SHORT PROBLEM »
Copy the listing below word for word, keeping every line unchanged and in its original order.

+++

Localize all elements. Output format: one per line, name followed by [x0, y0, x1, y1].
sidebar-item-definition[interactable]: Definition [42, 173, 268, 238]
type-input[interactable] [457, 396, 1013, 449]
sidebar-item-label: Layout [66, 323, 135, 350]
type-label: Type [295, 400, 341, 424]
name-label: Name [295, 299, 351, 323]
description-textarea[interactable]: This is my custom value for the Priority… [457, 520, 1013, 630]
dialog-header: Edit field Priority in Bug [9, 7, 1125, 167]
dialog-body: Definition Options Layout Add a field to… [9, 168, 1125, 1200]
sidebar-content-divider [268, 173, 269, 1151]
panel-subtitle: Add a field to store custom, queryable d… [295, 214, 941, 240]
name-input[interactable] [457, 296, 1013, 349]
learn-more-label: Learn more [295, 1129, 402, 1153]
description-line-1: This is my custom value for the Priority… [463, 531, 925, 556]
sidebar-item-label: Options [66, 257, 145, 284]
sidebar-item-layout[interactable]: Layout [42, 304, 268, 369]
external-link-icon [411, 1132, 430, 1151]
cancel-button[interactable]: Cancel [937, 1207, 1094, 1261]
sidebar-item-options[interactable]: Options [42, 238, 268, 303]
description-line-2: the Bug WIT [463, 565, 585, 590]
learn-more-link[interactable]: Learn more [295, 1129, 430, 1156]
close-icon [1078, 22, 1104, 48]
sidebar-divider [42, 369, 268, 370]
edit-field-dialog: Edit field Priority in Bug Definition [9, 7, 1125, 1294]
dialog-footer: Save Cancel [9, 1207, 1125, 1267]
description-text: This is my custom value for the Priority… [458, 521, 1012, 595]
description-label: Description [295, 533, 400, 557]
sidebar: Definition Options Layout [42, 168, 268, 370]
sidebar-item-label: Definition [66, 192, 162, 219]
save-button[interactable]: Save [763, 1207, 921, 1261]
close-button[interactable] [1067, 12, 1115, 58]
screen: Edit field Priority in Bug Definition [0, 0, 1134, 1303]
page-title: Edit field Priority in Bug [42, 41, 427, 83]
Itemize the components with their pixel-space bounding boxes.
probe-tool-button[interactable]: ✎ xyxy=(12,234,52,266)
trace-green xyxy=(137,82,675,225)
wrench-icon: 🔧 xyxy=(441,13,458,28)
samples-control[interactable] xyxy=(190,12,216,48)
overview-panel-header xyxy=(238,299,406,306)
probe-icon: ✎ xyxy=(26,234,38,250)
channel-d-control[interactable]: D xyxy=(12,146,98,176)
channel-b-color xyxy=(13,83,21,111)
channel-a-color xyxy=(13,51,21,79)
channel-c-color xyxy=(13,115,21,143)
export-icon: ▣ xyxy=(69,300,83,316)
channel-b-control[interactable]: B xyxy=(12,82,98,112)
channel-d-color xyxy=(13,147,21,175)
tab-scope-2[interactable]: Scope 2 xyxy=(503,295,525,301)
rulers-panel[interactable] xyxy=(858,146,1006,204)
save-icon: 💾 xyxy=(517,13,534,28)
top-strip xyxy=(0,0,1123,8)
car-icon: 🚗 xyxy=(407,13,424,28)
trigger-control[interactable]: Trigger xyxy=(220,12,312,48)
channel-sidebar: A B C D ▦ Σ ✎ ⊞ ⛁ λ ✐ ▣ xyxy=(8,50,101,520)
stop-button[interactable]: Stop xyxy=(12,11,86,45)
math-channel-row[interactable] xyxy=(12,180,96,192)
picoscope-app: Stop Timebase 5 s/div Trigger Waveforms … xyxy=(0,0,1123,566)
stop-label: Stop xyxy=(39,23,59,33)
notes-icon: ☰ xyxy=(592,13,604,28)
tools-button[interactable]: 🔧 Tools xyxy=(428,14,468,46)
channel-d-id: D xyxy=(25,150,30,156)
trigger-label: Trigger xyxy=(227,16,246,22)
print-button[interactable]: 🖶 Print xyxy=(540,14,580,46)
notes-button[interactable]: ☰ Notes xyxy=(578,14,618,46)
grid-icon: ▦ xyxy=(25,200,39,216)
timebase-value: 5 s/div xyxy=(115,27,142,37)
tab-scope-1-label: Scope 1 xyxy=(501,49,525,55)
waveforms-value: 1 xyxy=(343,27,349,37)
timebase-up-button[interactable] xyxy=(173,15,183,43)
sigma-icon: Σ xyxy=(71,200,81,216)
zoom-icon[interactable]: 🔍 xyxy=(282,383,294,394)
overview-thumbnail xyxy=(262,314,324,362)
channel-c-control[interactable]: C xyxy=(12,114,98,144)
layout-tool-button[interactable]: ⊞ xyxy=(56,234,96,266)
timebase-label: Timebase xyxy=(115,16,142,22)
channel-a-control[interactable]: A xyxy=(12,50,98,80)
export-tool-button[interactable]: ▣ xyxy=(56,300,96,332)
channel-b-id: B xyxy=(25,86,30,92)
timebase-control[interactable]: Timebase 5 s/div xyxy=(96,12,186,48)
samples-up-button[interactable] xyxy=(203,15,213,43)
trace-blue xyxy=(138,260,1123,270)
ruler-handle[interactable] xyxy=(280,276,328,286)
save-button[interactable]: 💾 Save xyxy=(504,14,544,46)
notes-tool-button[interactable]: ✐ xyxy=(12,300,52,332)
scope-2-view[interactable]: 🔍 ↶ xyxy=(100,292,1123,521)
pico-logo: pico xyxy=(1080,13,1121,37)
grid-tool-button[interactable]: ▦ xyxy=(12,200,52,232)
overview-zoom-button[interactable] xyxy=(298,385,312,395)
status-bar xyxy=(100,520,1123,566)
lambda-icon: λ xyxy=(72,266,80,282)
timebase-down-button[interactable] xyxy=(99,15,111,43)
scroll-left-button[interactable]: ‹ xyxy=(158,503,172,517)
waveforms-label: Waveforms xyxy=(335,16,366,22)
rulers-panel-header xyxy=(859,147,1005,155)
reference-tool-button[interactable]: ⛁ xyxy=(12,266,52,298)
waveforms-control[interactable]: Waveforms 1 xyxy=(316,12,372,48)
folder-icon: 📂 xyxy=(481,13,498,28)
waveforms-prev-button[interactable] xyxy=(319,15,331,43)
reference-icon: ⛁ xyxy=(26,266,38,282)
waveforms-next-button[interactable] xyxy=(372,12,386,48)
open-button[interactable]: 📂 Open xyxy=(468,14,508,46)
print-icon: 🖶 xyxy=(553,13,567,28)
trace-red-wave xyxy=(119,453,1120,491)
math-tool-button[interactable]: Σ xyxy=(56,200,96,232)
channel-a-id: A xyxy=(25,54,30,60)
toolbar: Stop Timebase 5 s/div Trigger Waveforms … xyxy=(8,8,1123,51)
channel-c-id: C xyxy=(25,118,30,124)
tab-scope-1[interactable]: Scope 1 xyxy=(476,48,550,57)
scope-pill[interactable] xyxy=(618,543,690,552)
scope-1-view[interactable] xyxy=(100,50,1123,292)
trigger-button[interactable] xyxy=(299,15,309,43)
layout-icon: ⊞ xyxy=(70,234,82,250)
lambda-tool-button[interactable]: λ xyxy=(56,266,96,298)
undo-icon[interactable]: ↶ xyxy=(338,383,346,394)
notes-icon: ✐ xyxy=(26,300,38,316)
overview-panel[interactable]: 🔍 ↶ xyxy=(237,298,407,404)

+++

EXERCISE RESULT »
Localize all elements. Output format: one per line, name followed by [x0, y0, x1, y1].
sidebar-item-definition[interactable]: Definition [42, 173, 268, 238]
type-input[interactable] [457, 396, 1013, 449]
sidebar-item-label: Layout [66, 323, 135, 350]
type-label: Type [295, 400, 341, 424]
name-label: Name [295, 299, 351, 323]
description-textarea[interactable]: This is my custom value for the Priority… [457, 520, 1013, 630]
dialog-header: Edit field Priority in Bug [9, 7, 1125, 167]
dialog-body: Definition Options Layout Add a field to… [9, 168, 1125, 1200]
sidebar-content-divider [268, 173, 269, 1151]
panel-subtitle: Add a field to store custom, queryable d… [295, 214, 941, 240]
name-input[interactable] [457, 296, 1013, 349]
learn-more-label: Learn more [295, 1129, 402, 1153]
description-line-1: This is my custom value for the Priority… [463, 531, 925, 556]
sidebar-item-label: Options [66, 257, 145, 284]
sidebar-item-layout[interactable]: Layout [42, 304, 268, 369]
external-link-icon [411, 1132, 430, 1151]
cancel-button[interactable]: Cancel [937, 1207, 1094, 1261]
sidebar-item-options[interactable]: Options [42, 238, 268, 303]
description-line-2: the Bug WIT [463, 565, 585, 590]
learn-more-link[interactable]: Learn more [295, 1129, 430, 1156]
close-icon [1078, 22, 1104, 48]
sidebar-divider [42, 369, 268, 370]
edit-field-dialog: Edit field Priority in Bug Definition [9, 7, 1125, 1294]
dialog-footer: Save Cancel [9, 1207, 1125, 1267]
description-text: This is my custom value for the Priority… [458, 521, 1012, 595]
description-label: Description [295, 533, 400, 557]
sidebar: Definition Options Layout [42, 168, 268, 370]
sidebar-item-label: Definition [66, 192, 162, 219]
save-button[interactable]: Save [763, 1207, 921, 1261]
close-button[interactable] [1067, 12, 1115, 58]
screen: Edit field Priority in Bug Definition [0, 0, 1134, 1303]
page-title: Edit field Priority in Bug [42, 41, 427, 83]
Itemize the components with their pixel-space bounding boxes.
probe-tool-button[interactable]: ✎ xyxy=(12,234,52,266)
trace-green xyxy=(137,82,675,225)
wrench-icon: 🔧 xyxy=(441,13,458,28)
samples-control[interactable] xyxy=(190,12,216,48)
overview-panel-header xyxy=(238,299,406,306)
probe-icon: ✎ xyxy=(26,234,38,250)
channel-d-control[interactable]: D xyxy=(12,146,98,176)
channel-b-color xyxy=(13,83,21,111)
channel-a-color xyxy=(13,51,21,79)
channel-c-color xyxy=(13,115,21,143)
export-icon: ▣ xyxy=(69,300,83,316)
channel-b-control[interactable]: B xyxy=(12,82,98,112)
channel-d-color xyxy=(13,147,21,175)
tab-scope-2[interactable]: Scope 2 xyxy=(503,295,525,301)
rulers-panel[interactable] xyxy=(858,146,1006,204)
save-icon: 💾 xyxy=(517,13,534,28)
top-strip xyxy=(0,0,1123,8)
car-icon: 🚗 xyxy=(407,13,424,28)
trigger-control[interactable]: Trigger xyxy=(220,12,312,48)
channel-sidebar: A B C D ▦ Σ ✎ ⊞ ⛁ λ ✐ ▣ xyxy=(8,50,101,520)
stop-button[interactable]: Stop xyxy=(12,11,86,45)
math-channel-row[interactable] xyxy=(12,180,96,192)
picoscope-app: Stop Timebase 5 s/div Trigger Waveforms … xyxy=(0,0,1123,566)
stop-label: Stop xyxy=(39,23,59,33)
notes-icon: ☰ xyxy=(592,13,604,28)
tools-button[interactable]: 🔧 Tools xyxy=(428,14,468,46)
channel-d-id: D xyxy=(25,150,30,156)
trigger-label: Trigger xyxy=(227,16,246,22)
print-button[interactable]: 🖶 Print xyxy=(540,14,580,46)
notes-button[interactable]: ☰ Notes xyxy=(578,14,618,46)
grid-icon: ▦ xyxy=(25,200,39,216)
timebase-value: 5 s/div xyxy=(115,27,142,37)
tab-scope-1-label: Scope 1 xyxy=(501,49,525,55)
waveforms-value: 1 xyxy=(343,27,349,37)
timebase-up-button[interactable] xyxy=(173,15,183,43)
sigma-icon: Σ xyxy=(71,200,81,216)
zoom-icon[interactable]: 🔍 xyxy=(282,383,294,394)
overview-thumbnail xyxy=(262,314,324,362)
channel-c-control[interactable]: C xyxy=(12,114,98,144)
layout-tool-button[interactable]: ⊞ xyxy=(56,234,96,266)
timebase-label: Timebase xyxy=(115,16,142,22)
channel-a-control[interactable]: A xyxy=(12,50,98,80)
export-tool-button[interactable]: ▣ xyxy=(56,300,96,332)
channel-b-id: B xyxy=(25,86,30,92)
timebase-control[interactable]: Timebase 5 s/div xyxy=(96,12,186,48)
samples-up-button[interactable] xyxy=(203,15,213,43)
trace-blue xyxy=(138,260,1123,270)
ruler-handle[interactable] xyxy=(280,276,328,286)
save-button[interactable]: 💾 Save xyxy=(504,14,544,46)
notes-tool-button[interactable]: ✐ xyxy=(12,300,52,332)
scope-2-view[interactable]: 🔍 ↶ xyxy=(100,292,1123,521)
pico-logo: pico xyxy=(1080,13,1121,37)
grid-tool-button[interactable]: ▦ xyxy=(12,200,52,232)
overview-zoom-button[interactable] xyxy=(298,385,312,395)
status-bar xyxy=(100,520,1123,566)
lambda-icon: λ xyxy=(72,266,80,282)
timebase-down-button[interactable] xyxy=(99,15,111,43)
scroll-left-button[interactable]: ‹ xyxy=(158,503,172,517)
waveforms-label: Waveforms xyxy=(335,16,366,22)
rulers-panel-header xyxy=(859,147,1005,155)
reference-tool-button[interactable]: ⛁ xyxy=(12,266,52,298)
waveforms-control[interactable]: Waveforms 1 xyxy=(316,12,372,48)
folder-icon: 📂 xyxy=(481,13,498,28)
waveforms-prev-button[interactable] xyxy=(319,15,331,43)
reference-icon: ⛁ xyxy=(26,266,38,282)
waveforms-next-button[interactable] xyxy=(372,12,386,48)
open-button[interactable]: 📂 Open xyxy=(468,14,508,46)
print-icon: 🖶 xyxy=(553,13,567,28)
trace-red-wave xyxy=(119,453,1120,491)
math-tool-button[interactable]: Σ xyxy=(56,200,96,232)
channel-a-id: A xyxy=(25,54,30,60)
toolbar: Stop Timebase 5 s/div Trigger Waveforms … xyxy=(8,8,1123,51)
channel-c-id: C xyxy=(25,118,30,124)
tab-scope-1[interactable]: Scope 1 xyxy=(476,48,550,57)
scope-pill[interactable] xyxy=(618,543,690,552)
scope-1-view[interactable] xyxy=(100,50,1123,292)
trigger-button[interactable] xyxy=(299,15,309,43)
layout-icon: ⊞ xyxy=(70,234,82,250)
lambda-tool-button[interactable]: λ xyxy=(56,266,96,298)
undo-icon[interactable]: ↶ xyxy=(338,383,346,394)
notes-icon: ✐ xyxy=(26,300,38,316)
overview-panel[interactable]: 🔍 ↶ xyxy=(237,298,407,404)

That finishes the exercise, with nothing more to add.